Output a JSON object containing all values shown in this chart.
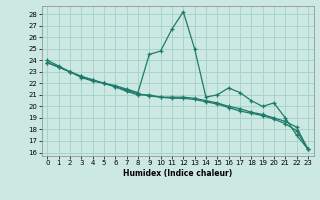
{
  "xlabel": "Humidex (Indice chaleur)",
  "background_color": "#cce8e3",
  "grid_color": "#a8d4cc",
  "line_color": "#1e7a6a",
  "xlim": [
    -0.5,
    23.5
  ],
  "ylim": [
    15.7,
    28.7
  ],
  "yticks": [
    16,
    17,
    18,
    19,
    20,
    21,
    22,
    23,
    24,
    25,
    26,
    27,
    28
  ],
  "xticks": [
    0,
    1,
    2,
    3,
    4,
    5,
    6,
    7,
    8,
    9,
    10,
    11,
    12,
    13,
    14,
    15,
    16,
    17,
    18,
    19,
    20,
    21,
    22,
    23
  ],
  "line1": [
    24.0,
    23.5,
    23.0,
    22.5,
    22.2,
    22.0,
    21.8,
    21.5,
    21.2,
    24.5,
    24.8,
    26.7,
    28.2,
    25.0,
    20.8,
    21.0,
    21.6,
    21.2,
    20.5,
    20.0,
    20.3,
    19.0,
    17.5,
    16.3
  ],
  "line2": [
    23.8,
    23.4,
    23.0,
    22.6,
    22.3,
    22.0,
    21.7,
    21.4,
    21.1,
    20.9,
    20.8,
    20.8,
    20.8,
    20.7,
    20.5,
    20.3,
    20.0,
    19.8,
    19.5,
    19.3,
    19.0,
    18.7,
    18.2,
    16.3
  ],
  "line3": [
    23.8,
    23.4,
    23.0,
    22.6,
    22.3,
    22.0,
    21.7,
    21.3,
    21.0,
    21.0,
    20.8,
    20.7,
    20.7,
    20.6,
    20.4,
    20.2,
    19.9,
    19.6,
    19.4,
    19.2,
    18.9,
    18.5,
    17.9,
    16.3
  ]
}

(Problem):
Your task is to repeat the data above exactly while excluding the pictures.

(Worked answer):
Output a JSON object containing all values shown in this chart.
{
  "xlabel": "Humidex (Indice chaleur)",
  "background_color": "#cce8e3",
  "grid_color": "#a8d4cc",
  "line_color": "#1e7a6a",
  "xlim": [
    -0.5,
    23.5
  ],
  "ylim": [
    15.7,
    28.7
  ],
  "yticks": [
    16,
    17,
    18,
    19,
    20,
    21,
    22,
    23,
    24,
    25,
    26,
    27,
    28
  ],
  "xticks": [
    0,
    1,
    2,
    3,
    4,
    5,
    6,
    7,
    8,
    9,
    10,
    11,
    12,
    13,
    14,
    15,
    16,
    17,
    18,
    19,
    20,
    21,
    22,
    23
  ],
  "line1": [
    24.0,
    23.5,
    23.0,
    22.5,
    22.2,
    22.0,
    21.8,
    21.5,
    21.2,
    24.5,
    24.8,
    26.7,
    28.2,
    25.0,
    20.8,
    21.0,
    21.6,
    21.2,
    20.5,
    20.0,
    20.3,
    19.0,
    17.5,
    16.3
  ],
  "line2": [
    23.8,
    23.4,
    23.0,
    22.6,
    22.3,
    22.0,
    21.7,
    21.4,
    21.1,
    20.9,
    20.8,
    20.8,
    20.8,
    20.7,
    20.5,
    20.3,
    20.0,
    19.8,
    19.5,
    19.3,
    19.0,
    18.7,
    18.2,
    16.3
  ],
  "line3": [
    23.8,
    23.4,
    23.0,
    22.6,
    22.3,
    22.0,
    21.7,
    21.3,
    21.0,
    21.0,
    20.8,
    20.7,
    20.7,
    20.6,
    20.4,
    20.2,
    19.9,
    19.6,
    19.4,
    19.2,
    18.9,
    18.5,
    17.9,
    16.3
  ]
}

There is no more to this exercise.